▶ [Exercise objective] Under this task are some entries; return every one of them exactly.

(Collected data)
——————
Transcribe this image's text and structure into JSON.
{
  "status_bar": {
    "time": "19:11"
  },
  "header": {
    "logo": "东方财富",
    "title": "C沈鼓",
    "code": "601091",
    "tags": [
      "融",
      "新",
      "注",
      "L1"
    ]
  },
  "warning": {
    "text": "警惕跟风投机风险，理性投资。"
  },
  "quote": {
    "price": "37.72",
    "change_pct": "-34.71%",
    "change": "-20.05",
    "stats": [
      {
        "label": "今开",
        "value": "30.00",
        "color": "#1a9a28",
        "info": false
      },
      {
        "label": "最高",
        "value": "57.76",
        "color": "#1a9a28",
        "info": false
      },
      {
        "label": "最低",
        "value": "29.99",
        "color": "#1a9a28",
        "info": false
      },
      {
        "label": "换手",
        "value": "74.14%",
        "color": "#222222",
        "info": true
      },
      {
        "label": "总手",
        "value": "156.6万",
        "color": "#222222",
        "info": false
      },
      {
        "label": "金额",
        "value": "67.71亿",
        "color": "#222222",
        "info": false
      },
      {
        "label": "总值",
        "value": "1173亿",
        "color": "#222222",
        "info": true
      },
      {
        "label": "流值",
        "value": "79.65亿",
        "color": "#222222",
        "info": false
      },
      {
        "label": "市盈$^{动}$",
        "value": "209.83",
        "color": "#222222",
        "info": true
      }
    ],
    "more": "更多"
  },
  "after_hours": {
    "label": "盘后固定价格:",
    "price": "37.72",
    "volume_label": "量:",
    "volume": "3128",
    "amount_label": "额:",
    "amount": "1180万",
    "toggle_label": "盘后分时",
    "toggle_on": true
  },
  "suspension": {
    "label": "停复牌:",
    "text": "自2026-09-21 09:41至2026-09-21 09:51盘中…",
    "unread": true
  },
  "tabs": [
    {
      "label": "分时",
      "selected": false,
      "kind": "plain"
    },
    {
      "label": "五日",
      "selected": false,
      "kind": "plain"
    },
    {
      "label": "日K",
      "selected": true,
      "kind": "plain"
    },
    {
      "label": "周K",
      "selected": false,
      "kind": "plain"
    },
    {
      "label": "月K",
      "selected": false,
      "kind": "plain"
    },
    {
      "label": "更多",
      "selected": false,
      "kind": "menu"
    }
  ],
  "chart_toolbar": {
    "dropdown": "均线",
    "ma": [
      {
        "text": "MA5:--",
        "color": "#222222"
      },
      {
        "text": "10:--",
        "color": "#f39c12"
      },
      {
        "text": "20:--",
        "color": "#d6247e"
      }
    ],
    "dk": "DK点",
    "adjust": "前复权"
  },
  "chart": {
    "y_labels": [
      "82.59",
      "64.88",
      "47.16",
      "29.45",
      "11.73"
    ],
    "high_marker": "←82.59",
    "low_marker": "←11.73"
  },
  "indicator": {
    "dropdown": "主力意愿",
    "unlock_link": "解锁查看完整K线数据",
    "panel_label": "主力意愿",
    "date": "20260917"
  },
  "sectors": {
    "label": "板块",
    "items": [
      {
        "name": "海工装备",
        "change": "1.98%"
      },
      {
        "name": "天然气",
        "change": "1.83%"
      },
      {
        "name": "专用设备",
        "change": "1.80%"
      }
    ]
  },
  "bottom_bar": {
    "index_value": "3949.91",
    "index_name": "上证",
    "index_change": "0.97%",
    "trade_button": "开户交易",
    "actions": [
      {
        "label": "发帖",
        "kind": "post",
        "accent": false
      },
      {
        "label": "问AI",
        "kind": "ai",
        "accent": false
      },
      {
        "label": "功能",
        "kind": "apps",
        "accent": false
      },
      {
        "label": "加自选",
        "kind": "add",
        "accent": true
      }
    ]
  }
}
——————
▶ [Answer]
Transcribe this image's text and structure into JSON.
{
  "status_bar": {
    "time": "19:11"
  },
  "header": {
    "logo": "东方财富",
    "title": "C沈鼓",
    "code": "601091",
    "tags": [
      "融",
      "新",
      "注",
      "L1"
    ]
  },
  "warning": {
    "text": "警惕跟风投机风险，理性投资。"
  },
  "quote": {
    "price": "37.72",
    "change_pct": "-34.71%",
    "change": "-20.05",
    "stats": [
      {
        "label": "今开",
        "value": "30.00",
        "color": "#1a9a28",
        "info": false
      },
      {
        "label": "最高",
        "value": "57.76",
        "color": "#1a9a28",
        "info": false
      },
      {
        "label": "最低",
        "value": "29.99",
        "color": "#1a9a28",
        "info": false
      },
      {
        "label": "换手",
        "value": "74.14%",
        "color": "#222222",
        "info": true
      },
      {
        "label": "总手",
        "value": "156.6万",
        "color": "#222222",
        "info": false
      },
      {
        "label": "金额",
        "value": "67.71亿",
        "color": "#222222",
        "info": false
      },
      {
        "label": "总值",
        "value": "1173亿",
        "color": "#222222",
        "info": true
      },
      {
        "label": "流值",
        "value": "79.65亿",
        "color": "#222222",
        "info": false
      },
      {
        "label": "市盈$^{动}$",
        "value": "209.83",
        "color": "#222222",
        "info": true
      }
    ],
    "more": "更多"
  },
  "after_hours": {
    "label": "盘后固定价格:",
    "price": "37.72",
    "volume_label": "量:",
    "volume": "3128",
    "amount_label": "额:",
    "amount": "1180万",
    "toggle_label": "盘后分时",
    "toggle_on": true
  },
  "suspension": {
    "label": "停复牌:",
    "text": "自2026-09-21 09:41至2026-09-21 09:51盘中…",
    "unread": true
  },
  "tabs": [
    {
      "label": "分时",
      "selected": false,
      "kind": "plain"
    },
    {
      "label": "五日",
      "selected": false,
      "kind": "plain"
    },
    {
      "label": "日K",
      "selected": true,
      "kind": "plain"
    },
    {
      "label": "周K",
      "selected": false,
      "kind": "plain"
    },
    {
      "label": "月K",
      "selected": false,
      "kind": "plain"
    },
    {
      "label": "更多",
      "selected": false,
      "kind": "menu"
    }
  ],
  "chart_toolbar": {
    "dropdown": "均线",
    "ma": [
      {
        "text": "MA5:--",
        "color": "#222222"
      },
      {
        "text": "10:--",
        "color": "#f39c12"
      },
      {
        "text": "20:--",
        "color": "#d6247e"
      }
    ],
    "dk": "DK点",
    "adjust": "前复权"
  },
  "chart": {
    "y_labels": [
      "82.59",
      "64.88",
      "47.16",
      "29.45",
      "11.73"
    ],
    "high_marker": "←82.59",
    "low_marker": "←11.73"
  },
  "indicator": {
    "dropdown": "主力意愿",
    "unlock_link": "解锁查看完整K线数据",
    "panel_label": "主力意愿",
    "date": "20260917"
  },
  "sectors": {
    "label": "板块",
    "items": [
      {
        "name": "海工装备",
        "change": "1.98%"
      },
      {
        "name": "天然气",
        "change": "1.83%"
      },
      {
        "name": "专用设备",
        "change": "1.80%"
      }
    ]
  },
  "bottom_bar": {
    "index_value": "3949.91",
    "index_name": "上证",
    "index_change": "0.97%",
    "trade_button": "开户交易",
    "actions": [
      {
        "label": "发帖",
        "kind": "post",
        "accent": false
      },
      {
        "label": "问AI",
        "kind": "ai",
        "accent": false
      },
      {
        "label": "功能",
        "kind": "apps",
        "accent": false
      },
      {
        "label": "加自选",
        "kind": "add",
        "accent": true
      }
    ]
  }
}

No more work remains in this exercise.